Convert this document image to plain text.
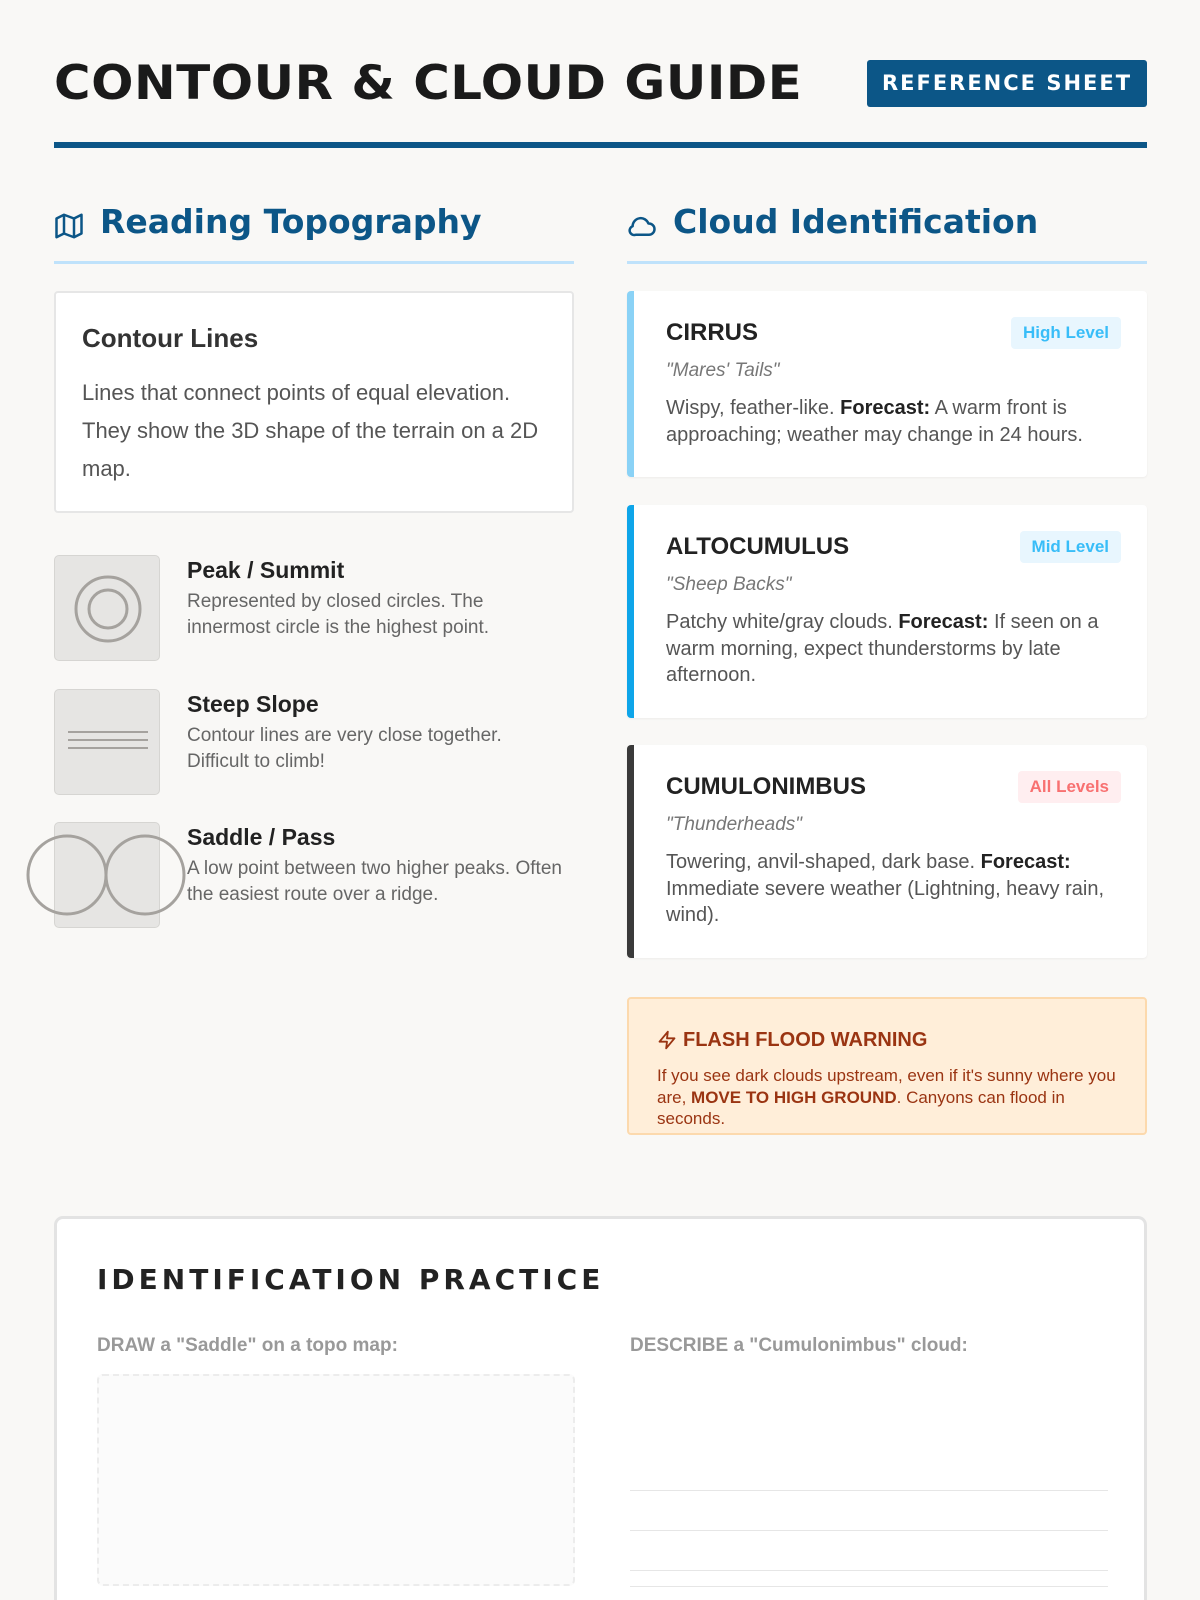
CONTOUR & CLOUD GUIDE	REFERENCE SHEET
Reading Topography	Cloud Identification
Contour Lines
Lines that connect points of equal elevation. They show the 3D shape of the terrain on a 2D map.
Peak / Summit
Represented by closed circles. The innermost circle is the highest point.
Steep Slope
Contour lines are very close together. Difficult to climb!
Saddle / Pass
A low point between two higher peaks. Often the easiest route over a ridge.
CIRRUS	High Level
"Mares' Tails"
Wispy, feather-like. Forecast: A warm front is approaching; weather may change in 24 hours.
ALTOCUMULUS	Mid Level
"Sheep Backs"
Patchy white/gray clouds. Forecast: If seen on a warm morning, expect thunderstorms by late afternoon.
CUMULONIMBUS	All Levels
"Thunderheads"
Towering, anvil-shaped, dark base. Forecast: Immediate severe weather (Lightning, heavy rain, wind).
FLASH FLOOD WARNING
If you see dark clouds upstream, even if it's sunny where you are, MOVE TO HIGH GROUND. Canyons can flood in seconds.
IDENTIFICATION PRACTICE
DRAW a "Saddle" on a topo map:	DESCRIBE a "Cumulonimbus" cloud:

┄┄┄┄┄┄

| STATED GOAL |
Pictures are to be left out; all else in the entries above is to be quoted exactly.

| SOLUTION TO THIS EXERCISE |
Convert this document image to plain text.
CONTOUR & CLOUD GUIDE	REFERENCE SHEET
Reading Topography	Cloud Identification
Contour Lines
Lines that connect points of equal elevation. They show the 3D shape of the terrain on a 2D map.
Peak / Summit
Represented by closed circles. The innermost circle is the highest point.
Steep Slope
Contour lines are very close together. Difficult to climb!
Saddle / Pass
A low point between two higher peaks. Often the easiest route over a ridge.
CIRRUS	High Level
"Mares' Tails"
Wispy, feather-like. Forecast: A warm front is approaching; weather may change in 24 hours.
ALTOCUMULUS	Mid Level
"Sheep Backs"
Patchy white/gray clouds. Forecast: If seen on a warm morning, expect thunderstorms by late afternoon.
CUMULONIMBUS	All Levels
"Thunderheads"
Towering, anvil-shaped, dark base. Forecast: Immediate severe weather (Lightning, heavy rain, wind).
FLASH FLOOD WARNING
If you see dark clouds upstream, even if it's sunny where you are, MOVE TO HIGH GROUND. Canyons can flood in seconds.
IDENTIFICATION PRACTICE
DRAW a "Saddle" on a topo map:	DESCRIBE a "Cumulonimbus" cloud:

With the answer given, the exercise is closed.